SET PROBLEM:
Without the pictures, reproduce the records that follow exactly.

INPUT FOR THIS TASK:
'''
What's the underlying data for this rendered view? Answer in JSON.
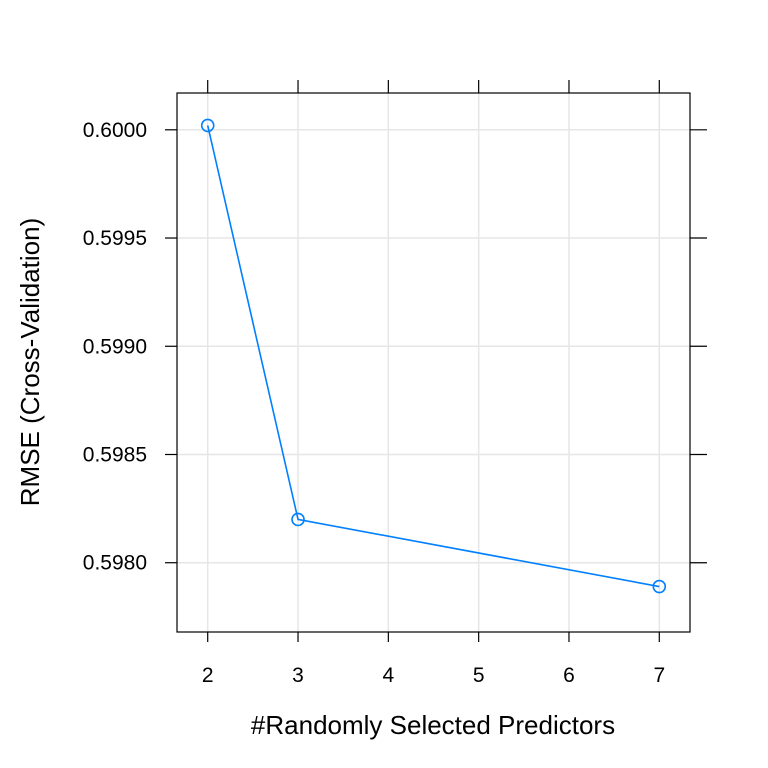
{
  "chart_data": {
    "type": "line",
    "title": "",
    "xlabel": "#Randomly Selected Predictors",
    "ylabel": "RMSE (Cross-Validation)",
    "xlim": [
      1.66,
      7.34
    ],
    "ylim": [
      0.59768,
      0.60017
    ],
    "x_ticks": [
      2,
      3,
      4,
      5,
      6,
      7
    ],
    "y_ticks": [
      0.598,
      0.5985,
      0.599,
      0.5995,
      0.6
    ],
    "x_tick_labels": [
      "2",
      "3",
      "4",
      "5",
      "6",
      "7"
    ],
    "y_tick_labels": [
      "0.5980",
      "0.5985",
      "0.5990",
      "0.5995",
      "0.6000"
    ],
    "grid": true,
    "series": [
      {
        "x": [
          2,
          3,
          7
        ],
        "y": [
          0.60002,
          0.5982,
          0.59789
        ],
        "color": "#0080ff",
        "marker": "open-circle"
      }
    ]
  }
}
'''
RESPONSE:
What's the underlying data for this rendered view? Answer in JSON.
{
  "chart_data": {
    "type": "line",
    "title": "",
    "xlabel": "#Randomly Selected Predictors",
    "ylabel": "RMSE (Cross-Validation)",
    "xlim": [
      1.66,
      7.34
    ],
    "ylim": [
      0.59768,
      0.60017
    ],
    "x_ticks": [
      2,
      3,
      4,
      5,
      6,
      7
    ],
    "y_ticks": [
      0.598,
      0.5985,
      0.599,
      0.5995,
      0.6
    ],
    "x_tick_labels": [
      "2",
      "3",
      "4",
      "5",
      "6",
      "7"
    ],
    "y_tick_labels": [
      "0.5980",
      "0.5985",
      "0.5990",
      "0.5995",
      "0.6000"
    ],
    "grid": true,
    "series": [
      {
        "x": [
          2,
          3,
          7
        ],
        "y": [
          0.60002,
          0.5982,
          0.59789
        ],
        "color": "#0080ff",
        "marker": "open-circle"
      }
    ]
  }
}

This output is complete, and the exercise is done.